■ **Source data**:
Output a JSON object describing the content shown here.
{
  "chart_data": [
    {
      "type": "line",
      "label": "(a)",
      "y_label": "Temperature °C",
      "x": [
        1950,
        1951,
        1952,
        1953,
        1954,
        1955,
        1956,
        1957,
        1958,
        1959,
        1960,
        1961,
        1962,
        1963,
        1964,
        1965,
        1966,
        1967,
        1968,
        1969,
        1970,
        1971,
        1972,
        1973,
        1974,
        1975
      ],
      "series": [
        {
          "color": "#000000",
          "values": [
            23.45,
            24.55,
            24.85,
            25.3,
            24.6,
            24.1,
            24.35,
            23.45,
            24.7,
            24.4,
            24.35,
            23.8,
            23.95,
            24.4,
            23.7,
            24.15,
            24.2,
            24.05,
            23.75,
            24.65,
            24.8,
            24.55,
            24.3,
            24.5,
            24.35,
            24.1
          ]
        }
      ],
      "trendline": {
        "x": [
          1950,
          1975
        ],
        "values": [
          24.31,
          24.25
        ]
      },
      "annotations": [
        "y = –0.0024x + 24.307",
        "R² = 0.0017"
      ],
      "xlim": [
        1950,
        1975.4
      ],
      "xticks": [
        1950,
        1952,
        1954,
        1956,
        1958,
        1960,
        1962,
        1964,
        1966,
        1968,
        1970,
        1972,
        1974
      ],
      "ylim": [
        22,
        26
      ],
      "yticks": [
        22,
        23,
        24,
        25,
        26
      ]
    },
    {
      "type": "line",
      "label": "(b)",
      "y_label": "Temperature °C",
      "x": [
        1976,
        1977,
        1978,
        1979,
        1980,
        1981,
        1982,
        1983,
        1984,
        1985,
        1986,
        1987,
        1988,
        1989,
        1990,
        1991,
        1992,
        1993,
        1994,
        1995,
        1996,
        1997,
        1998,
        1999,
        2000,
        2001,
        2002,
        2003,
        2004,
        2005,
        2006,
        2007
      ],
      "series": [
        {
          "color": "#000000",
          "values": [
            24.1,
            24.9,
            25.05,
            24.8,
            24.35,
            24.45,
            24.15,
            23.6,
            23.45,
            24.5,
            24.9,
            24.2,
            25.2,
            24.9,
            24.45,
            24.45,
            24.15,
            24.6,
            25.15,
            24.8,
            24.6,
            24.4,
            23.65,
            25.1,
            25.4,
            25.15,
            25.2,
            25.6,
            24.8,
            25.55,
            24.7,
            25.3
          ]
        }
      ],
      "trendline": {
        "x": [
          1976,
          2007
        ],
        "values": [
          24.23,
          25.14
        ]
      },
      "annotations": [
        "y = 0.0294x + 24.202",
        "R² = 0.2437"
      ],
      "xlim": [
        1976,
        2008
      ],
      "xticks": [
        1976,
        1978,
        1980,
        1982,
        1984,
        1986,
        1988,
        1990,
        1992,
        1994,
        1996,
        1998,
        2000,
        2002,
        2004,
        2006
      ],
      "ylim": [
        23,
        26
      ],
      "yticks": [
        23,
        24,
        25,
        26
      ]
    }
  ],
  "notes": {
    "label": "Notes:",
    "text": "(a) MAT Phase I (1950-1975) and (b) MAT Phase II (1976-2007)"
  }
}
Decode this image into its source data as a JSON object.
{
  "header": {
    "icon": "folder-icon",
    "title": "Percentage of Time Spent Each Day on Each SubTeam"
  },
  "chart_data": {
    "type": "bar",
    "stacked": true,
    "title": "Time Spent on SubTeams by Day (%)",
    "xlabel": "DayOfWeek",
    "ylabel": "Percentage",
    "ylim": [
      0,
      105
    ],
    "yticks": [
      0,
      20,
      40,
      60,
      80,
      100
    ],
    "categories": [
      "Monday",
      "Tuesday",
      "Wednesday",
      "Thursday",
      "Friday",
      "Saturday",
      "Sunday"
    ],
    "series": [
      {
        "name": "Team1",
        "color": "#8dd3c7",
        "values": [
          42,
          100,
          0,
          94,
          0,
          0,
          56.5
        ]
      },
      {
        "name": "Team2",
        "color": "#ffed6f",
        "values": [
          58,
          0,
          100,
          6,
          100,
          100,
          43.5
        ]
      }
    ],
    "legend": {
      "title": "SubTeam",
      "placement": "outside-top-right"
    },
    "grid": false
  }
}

■ **Exercise details**: Starting at the line with "Decode this image", copy every line up to and including the last one in the entries above.

■ **Response to the exercise**:
Decode this image into its source data as a JSON object.
{
  "header": {
    "icon": "folder-icon",
    "title": "Percentage of Time Spent Each Day on Each SubTeam"
  },
  "chart_data": {
    "type": "bar",
    "stacked": true,
    "title": "Time Spent on SubTeams by Day (%)",
    "xlabel": "DayOfWeek",
    "ylabel": "Percentage",
    "ylim": [
      0,
      105
    ],
    "yticks": [
      0,
      20,
      40,
      60,
      80,
      100
    ],
    "categories": [
      "Monday",
      "Tuesday",
      "Wednesday",
      "Thursday",
      "Friday",
      "Saturday",
      "Sunday"
    ],
    "series": [
      {
        "name": "Team1",
        "color": "#8dd3c7",
        "values": [
          42,
          100,
          0,
          94,
          0,
          0,
          56.5
        ]
      },
      {
        "name": "Team2",
        "color": "#ffed6f",
        "values": [
          58,
          0,
          100,
          6,
          100,
          100,
          43.5
        ]
      }
    ],
    "legend": {
      "title": "SubTeam",
      "placement": "outside-top-right"
    },
    "grid": false
  }
}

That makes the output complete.